• **Request**: Copy out all the records below, swapping "candle-body" for "candlestick-body" everywhere and keeping everything else the same. Omit the pictures.

-- Start --

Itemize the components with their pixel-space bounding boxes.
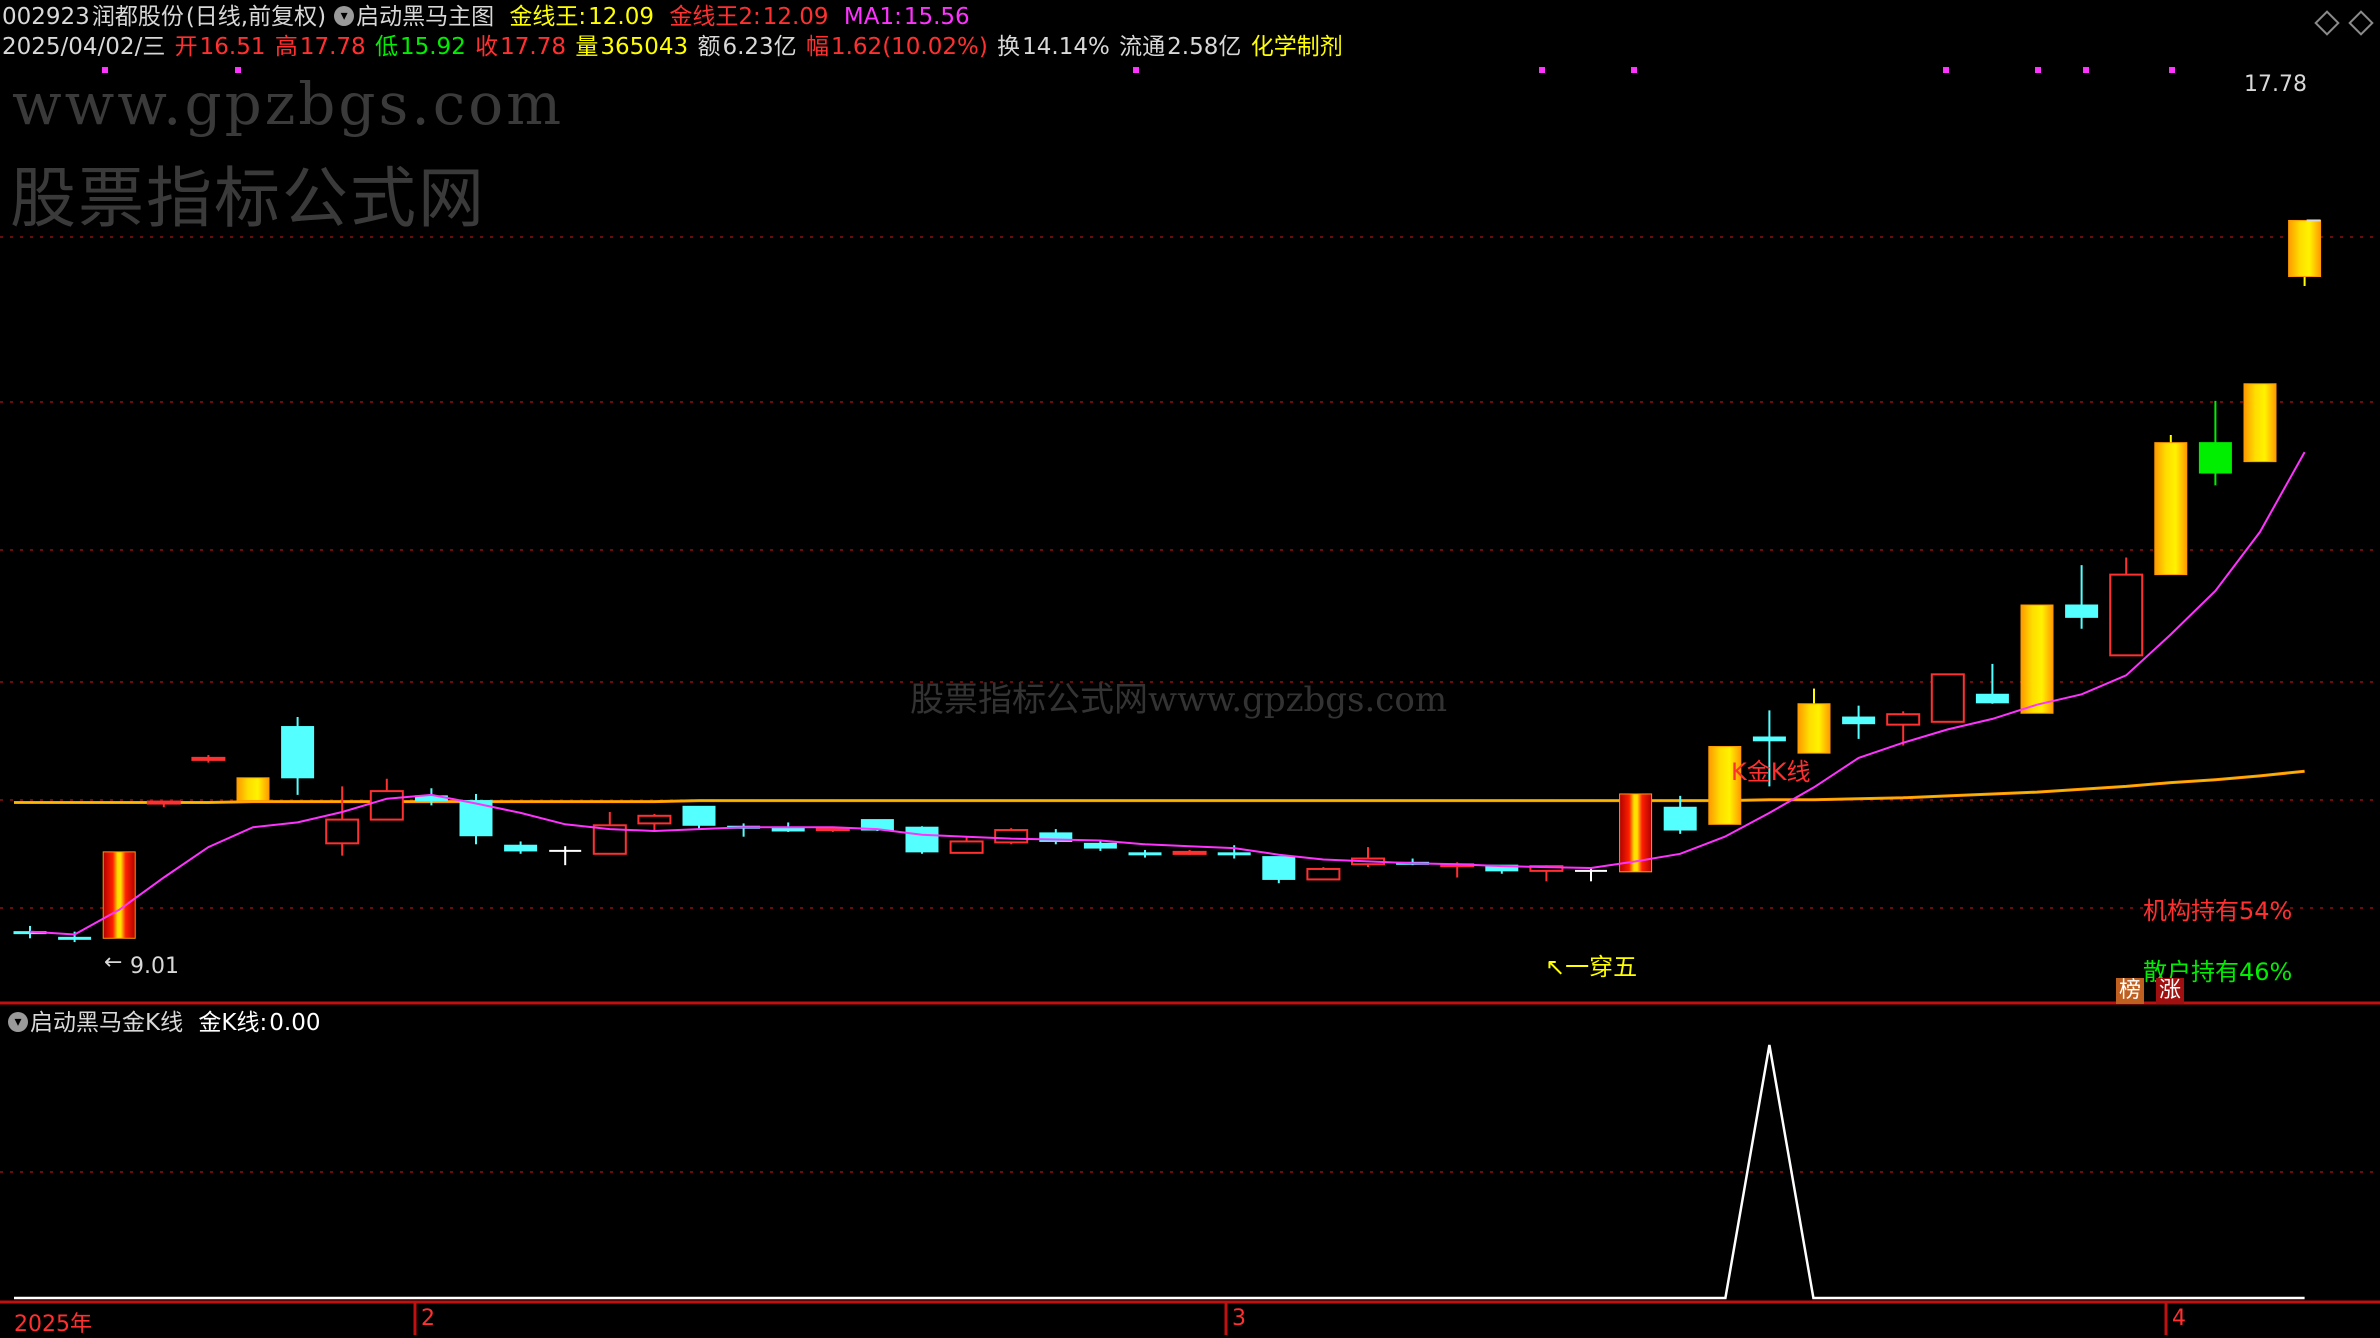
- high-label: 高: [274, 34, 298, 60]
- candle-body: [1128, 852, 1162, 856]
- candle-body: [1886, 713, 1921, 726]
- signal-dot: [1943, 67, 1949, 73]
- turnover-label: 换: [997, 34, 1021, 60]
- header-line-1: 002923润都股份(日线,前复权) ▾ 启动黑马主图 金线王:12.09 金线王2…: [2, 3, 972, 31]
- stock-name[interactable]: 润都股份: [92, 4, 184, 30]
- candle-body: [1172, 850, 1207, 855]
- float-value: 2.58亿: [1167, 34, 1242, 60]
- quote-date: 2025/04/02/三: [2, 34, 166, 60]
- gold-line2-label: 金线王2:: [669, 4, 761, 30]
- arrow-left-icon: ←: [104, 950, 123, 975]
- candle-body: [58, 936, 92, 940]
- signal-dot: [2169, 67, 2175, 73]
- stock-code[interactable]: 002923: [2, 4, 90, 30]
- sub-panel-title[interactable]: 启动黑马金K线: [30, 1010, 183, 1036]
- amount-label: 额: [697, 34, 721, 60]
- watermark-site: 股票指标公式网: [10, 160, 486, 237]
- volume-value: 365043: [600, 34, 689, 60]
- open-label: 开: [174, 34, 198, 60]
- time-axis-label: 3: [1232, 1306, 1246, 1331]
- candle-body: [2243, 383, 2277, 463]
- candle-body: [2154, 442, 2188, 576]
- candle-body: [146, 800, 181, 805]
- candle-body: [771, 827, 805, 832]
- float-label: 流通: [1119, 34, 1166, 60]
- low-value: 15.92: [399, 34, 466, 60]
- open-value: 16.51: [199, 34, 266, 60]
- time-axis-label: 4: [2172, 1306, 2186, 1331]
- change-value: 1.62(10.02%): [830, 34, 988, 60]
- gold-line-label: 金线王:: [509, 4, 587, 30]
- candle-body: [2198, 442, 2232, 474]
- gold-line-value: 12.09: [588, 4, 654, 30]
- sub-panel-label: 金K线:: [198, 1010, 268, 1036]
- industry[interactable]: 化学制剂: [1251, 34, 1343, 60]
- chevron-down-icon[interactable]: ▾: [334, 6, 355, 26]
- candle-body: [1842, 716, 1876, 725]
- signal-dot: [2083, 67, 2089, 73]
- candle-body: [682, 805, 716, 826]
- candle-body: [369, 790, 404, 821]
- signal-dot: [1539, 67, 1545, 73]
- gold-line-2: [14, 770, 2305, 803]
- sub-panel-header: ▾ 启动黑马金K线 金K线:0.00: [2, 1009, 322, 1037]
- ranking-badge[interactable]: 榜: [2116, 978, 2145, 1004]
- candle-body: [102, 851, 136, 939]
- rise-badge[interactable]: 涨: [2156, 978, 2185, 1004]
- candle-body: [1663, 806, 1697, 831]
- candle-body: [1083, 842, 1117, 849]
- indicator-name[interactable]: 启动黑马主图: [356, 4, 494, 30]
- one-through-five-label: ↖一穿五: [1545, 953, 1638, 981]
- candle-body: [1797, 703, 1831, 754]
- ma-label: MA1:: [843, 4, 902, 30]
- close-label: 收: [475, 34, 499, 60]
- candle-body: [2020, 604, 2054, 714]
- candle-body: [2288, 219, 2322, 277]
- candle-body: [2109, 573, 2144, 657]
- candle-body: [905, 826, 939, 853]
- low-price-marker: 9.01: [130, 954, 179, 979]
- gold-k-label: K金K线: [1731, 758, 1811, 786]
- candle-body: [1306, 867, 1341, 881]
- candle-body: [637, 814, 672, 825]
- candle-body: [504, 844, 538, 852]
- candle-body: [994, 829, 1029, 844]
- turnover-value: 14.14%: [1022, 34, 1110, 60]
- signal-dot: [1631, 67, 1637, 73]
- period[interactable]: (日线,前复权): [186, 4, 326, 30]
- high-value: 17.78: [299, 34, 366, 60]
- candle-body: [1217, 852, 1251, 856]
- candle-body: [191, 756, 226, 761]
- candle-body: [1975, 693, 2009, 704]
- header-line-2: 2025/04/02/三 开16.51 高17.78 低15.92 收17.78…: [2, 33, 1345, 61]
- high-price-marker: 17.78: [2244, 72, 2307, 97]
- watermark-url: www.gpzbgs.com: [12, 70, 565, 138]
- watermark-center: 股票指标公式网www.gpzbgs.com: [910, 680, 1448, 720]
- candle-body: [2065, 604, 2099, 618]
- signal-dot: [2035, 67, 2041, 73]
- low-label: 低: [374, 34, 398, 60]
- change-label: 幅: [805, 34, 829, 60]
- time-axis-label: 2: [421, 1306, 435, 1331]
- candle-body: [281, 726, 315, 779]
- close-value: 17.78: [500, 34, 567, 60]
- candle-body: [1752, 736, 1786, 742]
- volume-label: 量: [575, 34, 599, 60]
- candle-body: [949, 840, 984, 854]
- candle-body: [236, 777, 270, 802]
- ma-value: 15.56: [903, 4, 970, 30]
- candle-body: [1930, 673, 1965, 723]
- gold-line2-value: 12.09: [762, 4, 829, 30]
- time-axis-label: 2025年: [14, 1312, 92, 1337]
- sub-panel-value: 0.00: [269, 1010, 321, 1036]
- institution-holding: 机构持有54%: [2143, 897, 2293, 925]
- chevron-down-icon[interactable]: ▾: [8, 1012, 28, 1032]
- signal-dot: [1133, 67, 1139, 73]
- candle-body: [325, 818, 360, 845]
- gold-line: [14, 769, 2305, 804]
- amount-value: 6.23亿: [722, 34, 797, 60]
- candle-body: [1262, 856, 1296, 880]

-- End --

• **Solution for this exercise**:
Itemize the components with their pixel-space bounding boxes.
- high-label: 高: [274, 34, 298, 60]
- candlestick-body: [1128, 852, 1162, 856]
- candlestick-body: [1886, 713, 1921, 726]
- signal-dot: [1943, 67, 1949, 73]
- turnover-label: 换: [997, 34, 1021, 60]
- header-line-1: 002923润都股份(日线,前复权) ▾ 启动黑马主图 金线王:12.09 金线王2…: [2, 3, 972, 31]
- stock-name[interactable]: 润都股份: [92, 4, 184, 30]
- candlestick-body: [1172, 850, 1207, 855]
- float-value: 2.58亿: [1167, 34, 1242, 60]
- quote-date: 2025/04/02/三: [2, 34, 166, 60]
- gold-line2-label: 金线王2:: [669, 4, 761, 30]
- arrow-left-icon: ←: [104, 950, 123, 975]
- candlestick-body: [58, 936, 92, 940]
- signal-dot: [2169, 67, 2175, 73]
- stock-code[interactable]: 002923: [2, 4, 90, 30]
- sub-panel-title[interactable]: 启动黑马金K线: [30, 1010, 183, 1036]
- amount-label: 额: [697, 34, 721, 60]
- watermark-site: 股票指标公式网: [10, 160, 486, 237]
- volume-value: 365043: [600, 34, 689, 60]
- open-label: 开: [174, 34, 198, 60]
- time-axis-label: 3: [1232, 1306, 1246, 1331]
- candlestick-body: [2243, 383, 2277, 463]
- candlestick-body: [2154, 442, 2188, 576]
- candlestick-body: [146, 800, 181, 805]
- candlestick-body: [771, 827, 805, 832]
- float-label: 流通: [1119, 34, 1166, 60]
- low-value: 15.92: [399, 34, 466, 60]
- open-value: 16.51: [199, 34, 266, 60]
- time-axis-label: 4: [2172, 1306, 2186, 1331]
- change-value: 1.62(10.02%): [830, 34, 988, 60]
- gold-line-label: 金线王:: [509, 4, 587, 30]
- candlestick-body: [2198, 442, 2232, 474]
- gold-line-value: 12.09: [588, 4, 654, 30]
- sub-panel-label: 金K线:: [198, 1010, 268, 1036]
- industry[interactable]: 化学制剂: [1251, 34, 1343, 60]
- chevron-down-icon[interactable]: ▾: [334, 6, 355, 26]
- candlestick-body: [1842, 716, 1876, 725]
- signal-dot: [2083, 67, 2089, 73]
- candlestick-body: [682, 805, 716, 826]
- candlestick-body: [369, 790, 404, 821]
- signal-dot: [1539, 67, 1545, 73]
- gold-line-2: [14, 770, 2305, 803]
- sub-panel-header: ▾ 启动黑马金K线 金K线:0.00: [2, 1009, 322, 1037]
- ranking-badge[interactable]: 榜: [2116, 978, 2145, 1004]
- candlestick-body: [102, 851, 136, 939]
- rise-badge[interactable]: 涨: [2156, 978, 2185, 1004]
- candlestick-body: [1663, 806, 1697, 831]
- candlestick-body: [1083, 842, 1117, 849]
- indicator-name[interactable]: 启动黑马主图: [356, 4, 494, 30]
- one-through-five-label: ↖一穿五: [1545, 953, 1638, 981]
- candlestick-body: [1797, 703, 1831, 754]
- ma-label: MA1:: [843, 4, 902, 30]
- close-label: 收: [475, 34, 499, 60]
- candlestick-body: [2020, 604, 2054, 714]
- candlestick-body: [2288, 219, 2322, 277]
- candlestick-body: [2109, 573, 2144, 657]
- candlestick-body: [905, 826, 939, 853]
- low-price-marker: 9.01: [130, 954, 179, 979]
- gold-k-label: K金K线: [1731, 758, 1811, 786]
- candlestick-body: [1306, 867, 1341, 881]
- candlestick-body: [637, 814, 672, 825]
- candlestick-body: [504, 844, 538, 852]
- candlestick-body: [994, 829, 1029, 844]
- turnover-value: 14.14%: [1022, 34, 1110, 60]
- signal-dot: [1631, 67, 1637, 73]
- period[interactable]: (日线,前复权): [186, 4, 326, 30]
- high-value: 17.78: [299, 34, 366, 60]
- candlestick-body: [1217, 852, 1251, 856]
- candlestick-body: [191, 756, 226, 761]
- candlestick-body: [1975, 693, 2009, 704]
- header-line-2: 2025/04/02/三 开16.51 高17.78 低15.92 收17.78…: [2, 33, 1345, 61]
- high-price-marker: 17.78: [2244, 72, 2307, 97]
- watermark-url: www.gpzbgs.com: [12, 70, 565, 138]
- watermark-center: 股票指标公式网www.gpzbgs.com: [910, 680, 1448, 720]
- candlestick-body: [2065, 604, 2099, 618]
- signal-dot: [2035, 67, 2041, 73]
- low-label: 低: [374, 34, 398, 60]
- change-label: 幅: [805, 34, 829, 60]
- time-axis-label: 2: [421, 1306, 435, 1331]
- candlestick-body: [281, 726, 315, 779]
- close-value: 17.78: [500, 34, 567, 60]
- candlestick-body: [1752, 736, 1786, 742]
- volume-label: 量: [575, 34, 599, 60]
- candlestick-body: [949, 840, 984, 854]
- candlestick-body: [236, 777, 270, 802]
- ma-value: 15.56: [903, 4, 970, 30]
- candlestick-body: [1930, 673, 1965, 723]
- gold-line2-value: 12.09: [762, 4, 829, 30]
- time-axis-label: 2025年: [14, 1312, 92, 1337]
- sub-panel-value: 0.00: [269, 1010, 321, 1036]
- institution-holding: 机构持有54%: [2143, 897, 2293, 925]
- chevron-down-icon[interactable]: ▾: [8, 1012, 28, 1032]
- signal-dot: [1133, 67, 1139, 73]
- candlestick-body: [325, 818, 360, 845]
- gold-line: [14, 769, 2305, 804]
- amount-value: 6.23亿: [722, 34, 797, 60]
- candlestick-body: [1262, 856, 1296, 880]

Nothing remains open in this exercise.